■ **Texto**:
┌────────

De acordo com as pesquisadoras, o intuito desse projeto é disponibilizar meios para melhorar a acurácia no diagnóstico da urticária crônica espontânea. No teste de soro autólogo, o soro extraído do sangue do próprio paciente é inoculado em seu braço. Na mesma região da pele são aplicadas substâncias controle para comparação – salina, para controle negativo, e histamina, para positivo. Quando se formam pápulas – pequenas lesões sólidas e elevadas na pele – é possível que estejam presentes anticorpos da classe IgE (imunoglobulina E) , associados a doenças atópicas e alergias.
Já no novo teste, basófilos de doadores saudáveis são expostos ao soro dos pacientes com suspeita de UCE. “Se o soro tiver anticorpos que ativam os basófilos, essas células começam a expressar em sua superfície uma proteína chamada CD63, que pode ser medida para avaliar o nível de ativação”, explica Maira Pedreschi Marques Baldassin, doutora em Imunologia Clínica e Alergia pela USP e analista de pesquisa e desenvolvimento do Grupo Fleury.
Essa nova técnica pode oferecer uma forma mais confortável e eficiente de diagnosticar a urticária crônica espontânea, ajudando médicos a entenderem melhor a condição e a oferecerem tratamentos mais adequados.
“O teste do soro autólogo [método tradicional de diagnóstico] é um teste realizado com o soro do paciente com UCE e apresenta algumas desvantagens, como o tempo de realização e a presença de resultados falso-positivos. Já o teste de ativação de basófilos é um exame que, apesar de sua complexidade, apresenta menos desconforto para o paciente, podendo ser uma alternativa complementar ao teste do soro autólogo”, explicam Maruta e Orfali.

└────────

■ **O que fazer**:
Prossiga com o texto sobre o diagnóstico da urticária crônica espontânea a partir do ponto em que ele termina. Os dados não têm nenhuma relação com o texto.

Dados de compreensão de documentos
┌────────

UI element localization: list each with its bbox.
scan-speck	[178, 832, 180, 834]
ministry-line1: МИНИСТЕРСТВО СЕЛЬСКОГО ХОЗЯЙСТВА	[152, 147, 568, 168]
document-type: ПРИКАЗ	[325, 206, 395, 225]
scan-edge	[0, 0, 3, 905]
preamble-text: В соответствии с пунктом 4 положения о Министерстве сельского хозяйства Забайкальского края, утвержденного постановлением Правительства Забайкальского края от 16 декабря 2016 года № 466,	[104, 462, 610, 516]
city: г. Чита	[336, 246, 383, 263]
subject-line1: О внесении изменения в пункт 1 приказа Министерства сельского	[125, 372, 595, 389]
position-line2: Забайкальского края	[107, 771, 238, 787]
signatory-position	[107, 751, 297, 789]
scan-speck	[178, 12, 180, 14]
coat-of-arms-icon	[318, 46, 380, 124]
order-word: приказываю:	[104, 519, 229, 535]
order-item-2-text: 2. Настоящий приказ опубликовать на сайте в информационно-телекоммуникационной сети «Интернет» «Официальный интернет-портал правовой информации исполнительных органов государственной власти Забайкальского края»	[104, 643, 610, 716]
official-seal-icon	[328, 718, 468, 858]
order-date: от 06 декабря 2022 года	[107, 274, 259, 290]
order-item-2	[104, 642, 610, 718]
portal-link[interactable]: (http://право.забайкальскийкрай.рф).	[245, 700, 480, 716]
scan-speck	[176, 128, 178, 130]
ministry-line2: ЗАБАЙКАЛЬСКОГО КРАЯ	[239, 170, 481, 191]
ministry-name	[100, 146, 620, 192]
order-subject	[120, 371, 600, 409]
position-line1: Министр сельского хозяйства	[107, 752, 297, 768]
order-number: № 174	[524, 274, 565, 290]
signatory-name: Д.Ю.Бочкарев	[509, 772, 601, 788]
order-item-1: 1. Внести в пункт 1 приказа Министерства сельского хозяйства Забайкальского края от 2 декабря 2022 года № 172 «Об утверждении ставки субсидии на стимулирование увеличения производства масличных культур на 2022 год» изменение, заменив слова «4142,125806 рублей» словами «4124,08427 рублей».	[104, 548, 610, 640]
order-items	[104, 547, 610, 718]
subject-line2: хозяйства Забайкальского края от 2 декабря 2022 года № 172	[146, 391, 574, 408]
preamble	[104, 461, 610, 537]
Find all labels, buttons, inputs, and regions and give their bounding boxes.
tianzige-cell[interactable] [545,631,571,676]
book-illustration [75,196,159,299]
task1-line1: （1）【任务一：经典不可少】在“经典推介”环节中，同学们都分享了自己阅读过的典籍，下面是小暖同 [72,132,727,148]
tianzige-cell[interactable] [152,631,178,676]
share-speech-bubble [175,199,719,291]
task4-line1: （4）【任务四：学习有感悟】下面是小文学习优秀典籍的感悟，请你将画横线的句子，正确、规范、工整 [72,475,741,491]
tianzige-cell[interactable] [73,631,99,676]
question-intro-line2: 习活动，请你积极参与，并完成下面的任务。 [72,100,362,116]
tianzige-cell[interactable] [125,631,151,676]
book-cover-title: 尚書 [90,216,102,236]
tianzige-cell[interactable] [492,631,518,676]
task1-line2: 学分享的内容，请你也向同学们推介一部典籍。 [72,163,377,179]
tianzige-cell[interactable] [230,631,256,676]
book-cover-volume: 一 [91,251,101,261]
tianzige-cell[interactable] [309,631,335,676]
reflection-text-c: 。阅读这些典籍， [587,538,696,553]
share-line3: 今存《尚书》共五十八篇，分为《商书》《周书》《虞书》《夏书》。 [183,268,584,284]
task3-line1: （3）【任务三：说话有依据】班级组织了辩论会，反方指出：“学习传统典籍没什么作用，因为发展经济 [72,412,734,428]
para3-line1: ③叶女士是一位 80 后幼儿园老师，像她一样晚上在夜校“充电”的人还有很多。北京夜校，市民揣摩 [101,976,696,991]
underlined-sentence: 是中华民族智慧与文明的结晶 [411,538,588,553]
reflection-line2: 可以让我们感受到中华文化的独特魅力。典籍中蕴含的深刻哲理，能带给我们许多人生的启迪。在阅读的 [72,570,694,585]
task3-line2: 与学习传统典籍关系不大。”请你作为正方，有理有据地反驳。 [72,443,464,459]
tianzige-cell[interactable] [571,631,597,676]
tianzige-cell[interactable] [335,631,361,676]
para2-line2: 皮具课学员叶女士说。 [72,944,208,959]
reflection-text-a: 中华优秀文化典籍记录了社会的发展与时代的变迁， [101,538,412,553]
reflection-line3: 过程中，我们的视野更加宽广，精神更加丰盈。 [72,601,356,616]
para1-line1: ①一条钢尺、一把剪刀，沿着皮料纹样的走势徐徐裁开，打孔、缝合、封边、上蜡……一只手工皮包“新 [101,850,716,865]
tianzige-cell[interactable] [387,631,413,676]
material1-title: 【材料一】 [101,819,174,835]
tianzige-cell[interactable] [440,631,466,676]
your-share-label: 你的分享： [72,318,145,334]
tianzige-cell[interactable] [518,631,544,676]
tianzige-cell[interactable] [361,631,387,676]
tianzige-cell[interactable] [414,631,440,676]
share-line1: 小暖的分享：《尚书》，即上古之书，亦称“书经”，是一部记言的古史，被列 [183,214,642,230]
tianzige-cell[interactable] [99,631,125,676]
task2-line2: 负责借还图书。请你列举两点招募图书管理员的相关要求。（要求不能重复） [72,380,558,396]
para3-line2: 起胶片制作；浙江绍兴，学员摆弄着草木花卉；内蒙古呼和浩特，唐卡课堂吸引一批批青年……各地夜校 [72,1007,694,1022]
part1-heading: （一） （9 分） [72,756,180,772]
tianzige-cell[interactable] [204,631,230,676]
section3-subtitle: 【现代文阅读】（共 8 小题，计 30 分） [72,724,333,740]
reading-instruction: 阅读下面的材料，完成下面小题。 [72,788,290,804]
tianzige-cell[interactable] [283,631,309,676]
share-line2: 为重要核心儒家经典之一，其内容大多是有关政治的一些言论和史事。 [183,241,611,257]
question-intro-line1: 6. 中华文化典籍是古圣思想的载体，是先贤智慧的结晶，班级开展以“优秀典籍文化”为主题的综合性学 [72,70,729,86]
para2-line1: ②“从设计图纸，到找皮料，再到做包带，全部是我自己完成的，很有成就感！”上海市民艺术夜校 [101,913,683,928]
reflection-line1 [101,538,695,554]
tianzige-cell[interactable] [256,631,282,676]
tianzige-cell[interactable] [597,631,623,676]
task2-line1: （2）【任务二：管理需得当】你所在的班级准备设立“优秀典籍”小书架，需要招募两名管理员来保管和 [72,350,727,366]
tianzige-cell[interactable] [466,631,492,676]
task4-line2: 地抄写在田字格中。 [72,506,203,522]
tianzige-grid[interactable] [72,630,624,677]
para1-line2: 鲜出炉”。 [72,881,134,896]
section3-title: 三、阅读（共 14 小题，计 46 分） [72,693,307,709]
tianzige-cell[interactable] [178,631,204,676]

└────────

■ **Resposta final**:
Imprecisão e incômodo
A urticária crônica espontânea pode ser decorrente da presença de autoanticorpos em circulação no sangue que reagem contra o anticorpo IgE ou o receptor da IgE em basófilos e mastócitos – células inatas do sistema imunológico. Os autoanticorpos estimulam essas células a liberarem histamina e outros mediadores que resultam no aparecimento de urticas (lesões de autorrelevo), angioedema (inchaço de camadas mais profundas da pele) ou ambos.
Assim como a UCE, a urticária aguda é caracterizada pelo aparecimento de urticas que se “movem” pelo corpo, podendo surgir em locais distintos do corpo. Porém, o surto de urticas tem duração inferior a seis semanas. As principais causas relacionadas com a urticária aguda são alimentos, medicamentos, infecções e picadas de insetos. Já na UCE, não há participação de um estímulo externo e a duração do surto é sempre superior a seis semanas.
O tratamento da UCE visa ao controle completo da doença, considerando a segurança e a qualidade de vida de cada paciente individualmente. “A primeira linha de tratamento envolve o uso de anti-histamínicos não sedantes [antialérgicos] e, quando não há resposta, podem ser administrados medicamentos imunossupressores. Em casos mais refratários são utilizadas medicações imunobiológicas como as que visam à eliminação de linfócitos B produtores de anticorpos ou o bloqueio do anticorpo IgE ou de algumas citocinas (por exemplo, o TNF-α ou o receptor de IL-4/IL-13), sempre sob supervisão de médicos alergistas ou dermatologistas”, explica Luis Eduardo Coelho Andrade, chefe do Laboratório de Imuno-Reumatologia da Universidade Federal de São Paulo (Unifesp) e assessor médico da área de Imunologia do Grupo Fleury.